━━━━━ DATA TO PROCESS ━━━━━

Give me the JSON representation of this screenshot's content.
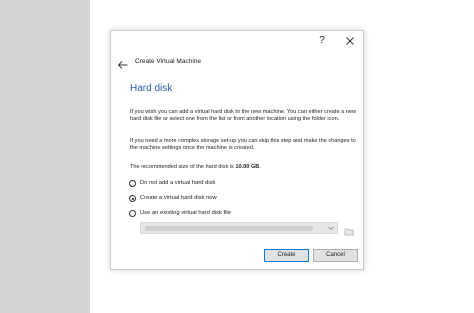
{
  "dialog": {
    "help_label": "?",
    "title": "Create Virtual Machine",
    "section_title": "Hard disk",
    "paragraph_1": "If you wish you can add a virtual hard disk to the new machine. You can either create a new hard disk file or select one from the list or from another location using the folder icon.",
    "paragraph_2": "If you need a more complex storage set-up you can skip this step and make the changes to the machine settings once the machine is created.",
    "recommended_prefix": "The recommended size of the hard disk is ",
    "recommended_size": "10.00 GB",
    "recommended_suffix": ".",
    "options": [
      {
        "label": "Do not add a virtual hard disk",
        "checked": false
      },
      {
        "label": "Create a virtual hard disk now",
        "checked": true
      },
      {
        "label": "Use an existing virtual hard disk file",
        "checked": false
      }
    ],
    "buttons": {
      "create": "Create",
      "cancel": "Cancel"
    }
  },
  "colors": {
    "section_title": "#2a5caa",
    "side_panel": "#d3d3d3",
    "focus_border": "#0078d7"
  },
  "icons": {
    "close": "close-icon",
    "back": "back-arrow-icon",
    "dropdown": "chevron-down-icon",
    "folder": "folder-icon"
  }
}
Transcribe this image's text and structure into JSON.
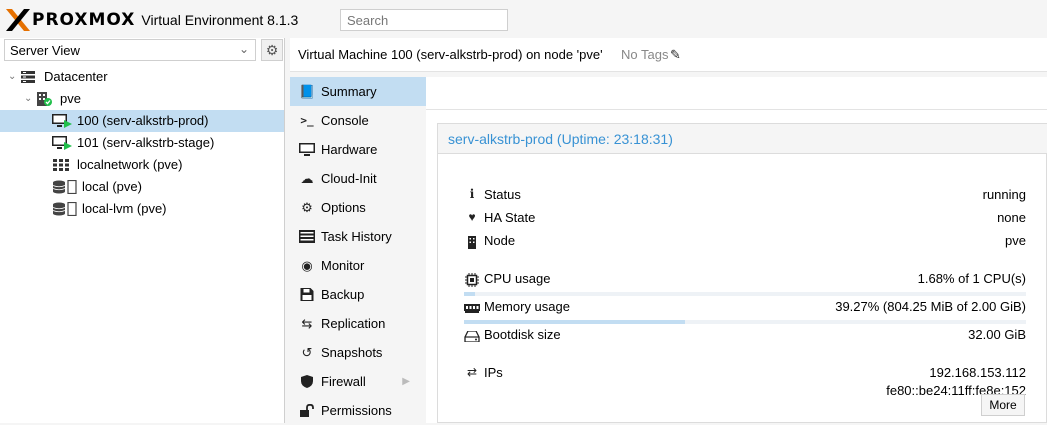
{
  "app": {
    "logo_text": "PROXMOX",
    "title": "Virtual Environment 8.1.3",
    "search_placeholder": "Search"
  },
  "sidebar": {
    "view": "Server View",
    "tree": [
      {
        "label": "Datacenter",
        "icon": "datacenter-icon"
      },
      {
        "label": "pve",
        "icon": "node-online-icon"
      },
      {
        "label": "100 (serv-alkstrb-prod)",
        "icon": "vm-running-icon",
        "selected": true
      },
      {
        "label": "101 (serv-alkstrb-stage)",
        "icon": "vm-running-icon"
      },
      {
        "label": "localnetwork (pve)",
        "icon": "network-grid-icon"
      },
      {
        "label": "local (pve)",
        "icon": "storage-icon"
      },
      {
        "label": "local-lvm (pve)",
        "icon": "storage-icon"
      }
    ]
  },
  "header": {
    "vm_title": "Virtual Machine 100 (serv-alkstrb-prod) on node 'pve'",
    "tags": "No Tags"
  },
  "menu": [
    {
      "label": "Summary",
      "icon": "book-icon",
      "active": true
    },
    {
      "label": "Console",
      "icon": "terminal-icon"
    },
    {
      "label": "Hardware",
      "icon": "monitor-icon"
    },
    {
      "label": "Cloud-Init",
      "icon": "cloud-icon"
    },
    {
      "label": "Options",
      "icon": "gear-icon"
    },
    {
      "label": "Task History",
      "icon": "list-icon"
    },
    {
      "label": "Monitor",
      "icon": "eye-icon"
    },
    {
      "label": "Backup",
      "icon": "floppy-icon"
    },
    {
      "label": "Replication",
      "icon": "retweet-icon"
    },
    {
      "label": "Snapshots",
      "icon": "history-icon"
    },
    {
      "label": "Firewall",
      "icon": "shield-icon",
      "has_submenu": true
    },
    {
      "label": "Permissions",
      "icon": "unlock-icon"
    }
  ],
  "summary": {
    "panel_title": "serv-alkstrb-prod (Uptime: 23:18:31)",
    "status_label": "Status",
    "status_value": "running",
    "ha_label": "HA State",
    "ha_value": "none",
    "node_label": "Node",
    "node_value": "pve",
    "cpu_label": "CPU usage",
    "cpu_value": "1.68% of 1 CPU(s)",
    "cpu_fraction": 0.0168,
    "mem_label": "Memory usage",
    "mem_value": "39.27% (804.25 MiB of 2.00 GiB)",
    "mem_fraction": 0.3927,
    "disk_label": "Bootdisk size",
    "disk_value": "32.00 GiB",
    "ips_label": "IPs",
    "ip_v4": "192.168.153.112",
    "ip_v6": "fe80::be24:11ff:fe8e:152",
    "more_label": "More"
  },
  "colors": {
    "accent": "#3892d4",
    "selection": "#c2ddf2",
    "logo_orange": "#e57000",
    "running_green": "#21bf4b"
  }
}
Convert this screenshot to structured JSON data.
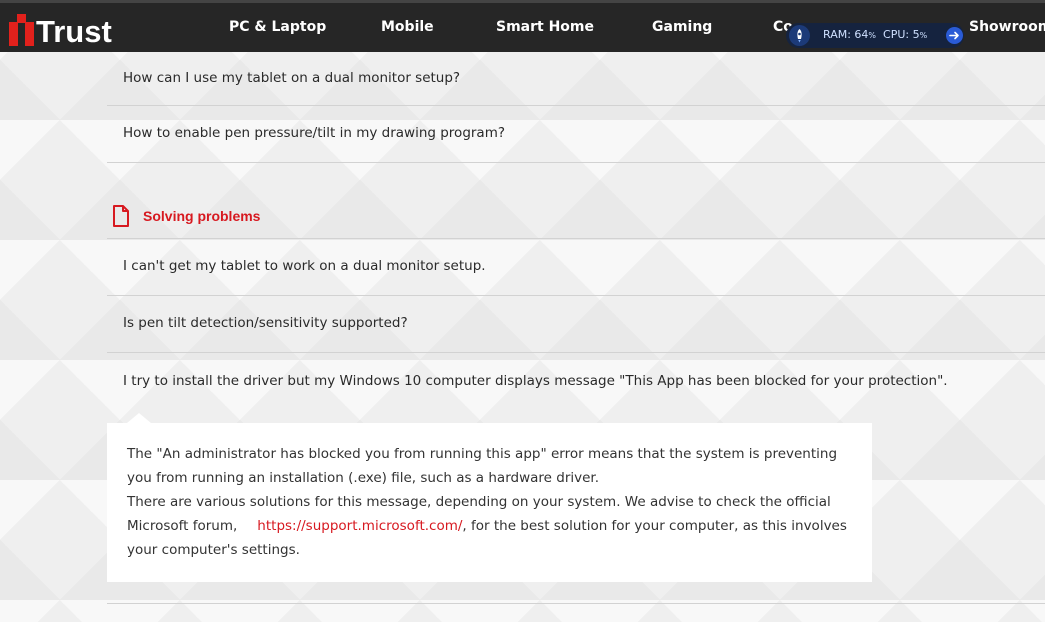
{
  "nav": {
    "brand": "Trust",
    "items": [
      {
        "label": "PC & Laptop"
      },
      {
        "label": "Mobile"
      },
      {
        "label": "Smart Home"
      },
      {
        "label": "Gaming"
      },
      {
        "label": "Co"
      },
      {
        "label": "Showroom"
      }
    ],
    "brand_color": "#e2211c"
  },
  "system_monitor": {
    "ram_label": "RAM:",
    "ram_value": "64",
    "cpu_label": "CPU:",
    "cpu_value": "5",
    "unit": "%",
    "icons": [
      "rocket-icon",
      "arrow-right-icon"
    ]
  },
  "faq_top": [
    {
      "question": "How can I use my tablet on a dual monitor setup?"
    },
    {
      "question": "How to enable pen pressure/tilt in my drawing program?"
    }
  ],
  "section": {
    "title": "Solving problems",
    "icon": "document-icon",
    "accent": "#d71920"
  },
  "faq_problems": [
    {
      "question": "I can't get my tablet to work on a dual monitor setup."
    },
    {
      "question": "Is pen tilt detection/sensitivity supported?"
    },
    {
      "question": "I try to install the driver but my Windows 10 computer displays message \"This App has been blocked for your protection\"."
    }
  ],
  "answer": {
    "line1": "The \"An administrator has blocked you from running this app\" error means that the system is preventing you from running an installation (.exe) file, such as a hardware driver.",
    "line2": "There are various solutions for this message, depending on your system. We advise to check the official Microsoft forum,",
    "link": "https://support.microsoft.com/",
    "line3": ", for the best solution for your computer, as this involves your computer's settings."
  }
}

━━━━━

**TASK DESCRIPTION:**
Copy the material above in full and exactly, skipping pictures.

**TASK SOLUTION:**
Give me the JSON representation of this screenshot's content.
{
  "dialog": {
    "help_label": "?",
    "title": "Create Virtual Machine",
    "section_title": "Hard disk",
    "paragraph_1": "If you wish you can add a virtual hard disk to the new machine. You can either create a new hard disk file or select one from the list or from another location using the folder icon.",
    "paragraph_2": "If you need a more complex storage set-up you can skip this step and make the changes to the machine settings once the machine is created.",
    "recommended_prefix": "The recommended size of the hard disk is ",
    "recommended_size": "10.00 GB",
    "recommended_suffix": ".",
    "options": [
      {
        "label": "Do not add a virtual hard disk",
        "checked": false
      },
      {
        "label": "Create a virtual hard disk now",
        "checked": true
      },
      {
        "label": "Use an existing virtual hard disk file",
        "checked": false
      }
    ],
    "buttons": {
      "create": "Create",
      "cancel": "Cancel"
    }
  },
  "colors": {
    "section_title": "#2a5caa",
    "side_panel": "#d3d3d3",
    "focus_border": "#0078d7"
  },
  "icons": {
    "close": "close-icon",
    "back": "back-arrow-icon",
    "dropdown": "chevron-down-icon",
    "folder": "folder-icon"
  }
}
Transcribe this image's text and structure into JSON.
{
  "app": {
    "logo_text": "PROXMOX",
    "title": "Virtual Environment 8.1.3",
    "search_placeholder": "Search"
  },
  "sidebar": {
    "view": "Server View",
    "tree": [
      {
        "label": "Datacenter",
        "icon": "datacenter-icon"
      },
      {
        "label": "pve",
        "icon": "node-online-icon"
      },
      {
        "label": "100 (serv-alkstrb-prod)",
        "icon": "vm-running-icon",
        "selected": true
      },
      {
        "label": "101 (serv-alkstrb-stage)",
        "icon": "vm-running-icon"
      },
      {
        "label": "localnetwork (pve)",
        "icon": "network-grid-icon"
      },
      {
        "label": "local (pve)",
        "icon": "storage-icon"
      },
      {
        "label": "local-lvm (pve)",
        "icon": "storage-icon"
      }
    ]
  },
  "header": {
    "vm_title": "Virtual Machine 100 (serv-alkstrb-prod) on node 'pve'",
    "tags": "No Tags"
  },
  "menu": [
    {
      "label": "Summary",
      "icon": "book-icon",
      "active": true
    },
    {
      "label": "Console",
      "icon": "terminal-icon"
    },
    {
      "label": "Hardware",
      "icon": "monitor-icon"
    },
    {
      "label": "Cloud-Init",
      "icon": "cloud-icon"
    },
    {
      "label": "Options",
      "icon": "gear-icon"
    },
    {
      "label": "Task History",
      "icon": "list-icon"
    },
    {
      "label": "Monitor",
      "icon": "eye-icon"
    },
    {
      "label": "Backup",
      "icon": "floppy-icon"
    },
    {
      "label": "Replication",
      "icon": "retweet-icon"
    },
    {
      "label": "Snapshots",
      "icon": "history-icon"
    },
    {
      "label": "Firewall",
      "icon": "shield-icon",
      "has_submenu": true
    },
    {
      "label": "Permissions",
      "icon": "unlock-icon"
    }
  ],
  "summary": {
    "panel_title": "serv-alkstrb-prod (Uptime: 23:18:31)",
    "status_label": "Status",
    "status_value": "running",
    "ha_label": "HA State",
    "ha_value": "none",
    "node_label": "Node",
    "node_value": "pve",
    "cpu_label": "CPU usage",
    "cpu_value": "1.68% of 1 CPU(s)",
    "cpu_fraction": 0.0168,
    "mem_label": "Memory usage",
    "mem_value": "39.27% (804.25 MiB of 2.00 GiB)",
    "mem_fraction": 0.3927,
    "disk_label": "Bootdisk size",
    "disk_value": "32.00 GiB",
    "ips_label": "IPs",
    "ip_v4": "192.168.153.112",
    "ip_v6": "fe80::be24:11ff:fe8e:152",
    "more_label": "More"
  },
  "colors": {
    "accent": "#3892d4",
    "selection": "#c2ddf2",
    "logo_orange": "#e57000",
    "running_green": "#21bf4b"
  }
}
Convert this screenshot to structured JSON data.
{
  "nav": {
    "brand": "Trust",
    "items": [
      {
        "label": "PC & Laptop"
      },
      {
        "label": "Mobile"
      },
      {
        "label": "Smart Home"
      },
      {
        "label": "Gaming"
      },
      {
        "label": "Co"
      },
      {
        "label": "Showroom"
      }
    ],
    "brand_color": "#e2211c"
  },
  "system_monitor": {
    "ram_label": "RAM:",
    "ram_value": "64",
    "cpu_label": "CPU:",
    "cpu_value": "5",
    "unit": "%",
    "icons": [
      "rocket-icon",
      "arrow-right-icon"
    ]
  },
  "faq_top": [
    {
      "question": "How can I use my tablet on a dual monitor setup?"
    },
    {
      "question": "How to enable pen pressure/tilt in my drawing program?"
    }
  ],
  "section": {
    "title": "Solving problems",
    "icon": "document-icon",
    "accent": "#d71920"
  },
  "faq_problems": [
    {
      "question": "I can't get my tablet to work on a dual monitor setup."
    },
    {
      "question": "Is pen tilt detection/sensitivity supported?"
    },
    {
      "question": "I try to install the driver but my Windows 10 computer displays message \"This App has been blocked for your protection\"."
    }
  ],
  "answer": {
    "line1": "The \"An administrator has blocked you from running this app\" error means that the system is preventing you from running an installation (.exe) file, such as a hardware driver.",
    "line2": "There are various solutions for this message, depending on your system. We advise to check the official Microsoft forum,",
    "link": "https://support.microsoft.com/",
    "line3": ", for the best solution for your computer, as this involves your computer's settings."
  }
}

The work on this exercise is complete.